Data for this task:
────────────────────────────────────────

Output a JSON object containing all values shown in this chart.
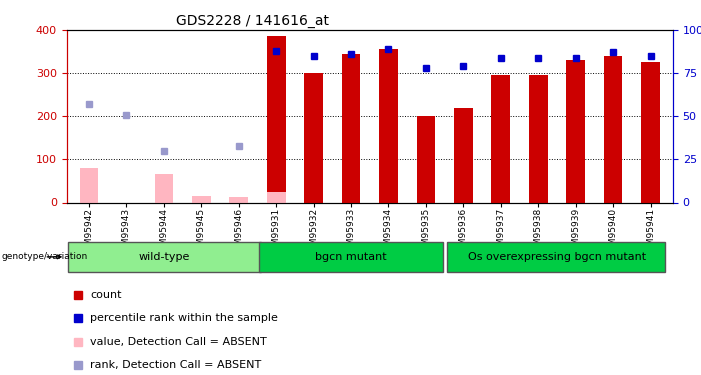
{
  "title": "GDS2228 / 141616_at",
  "samples": [
    "GSM95942",
    "GSM95943",
    "GSM95944",
    "GSM95945",
    "GSM95946",
    "GSM95931",
    "GSM95932",
    "GSM95933",
    "GSM95934",
    "GSM95935",
    "GSM95936",
    "GSM95937",
    "GSM95938",
    "GSM95939",
    "GSM95940",
    "GSM95941"
  ],
  "red_values": [
    null,
    null,
    null,
    null,
    null,
    385,
    300,
    345,
    355,
    200,
    220,
    295,
    295,
    330,
    340,
    325
  ],
  "pink_values": [
    80,
    null,
    65,
    15,
    12,
    25,
    null,
    null,
    null,
    null,
    null,
    null,
    null,
    null,
    null,
    null
  ],
  "blue_values": [
    null,
    null,
    null,
    null,
    null,
    88,
    85,
    86,
    89,
    78,
    79,
    84,
    84,
    84,
    87,
    85
  ],
  "lavender_values": [
    57,
    51,
    30,
    null,
    33,
    null,
    null,
    null,
    null,
    null,
    null,
    null,
    null,
    null,
    null,
    null
  ],
  "groups": [
    {
      "label": "wild-type",
      "start": 0,
      "end": 5,
      "color": "#90EE90"
    },
    {
      "label": "bgcn mutant",
      "start": 5,
      "end": 10,
      "color": "#00CC44"
    },
    {
      "label": "Os overexpressing bgcn mutant",
      "start": 10,
      "end": 16,
      "color": "#00CC44"
    }
  ],
  "ylim": [
    0,
    400
  ],
  "y2lim": [
    0,
    100
  ],
  "yticks": [
    0,
    100,
    200,
    300,
    400
  ],
  "y2ticks": [
    0,
    25,
    50,
    75,
    100
  ],
  "red_bar_color": "#CC0000",
  "pink_bar_color": "#FFB6C1",
  "blue_marker_color": "#0000CC",
  "lavender_marker_color": "#9999CC",
  "ylabel_color": "#CC0000",
  "y2label_color": "#0000CC"
}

────────────────────────────────────────

Using the data above, copy each line that contains "bgcn".

      "label": "bgcn mutant",
      "label": "Os overexpressing bgcn mutant",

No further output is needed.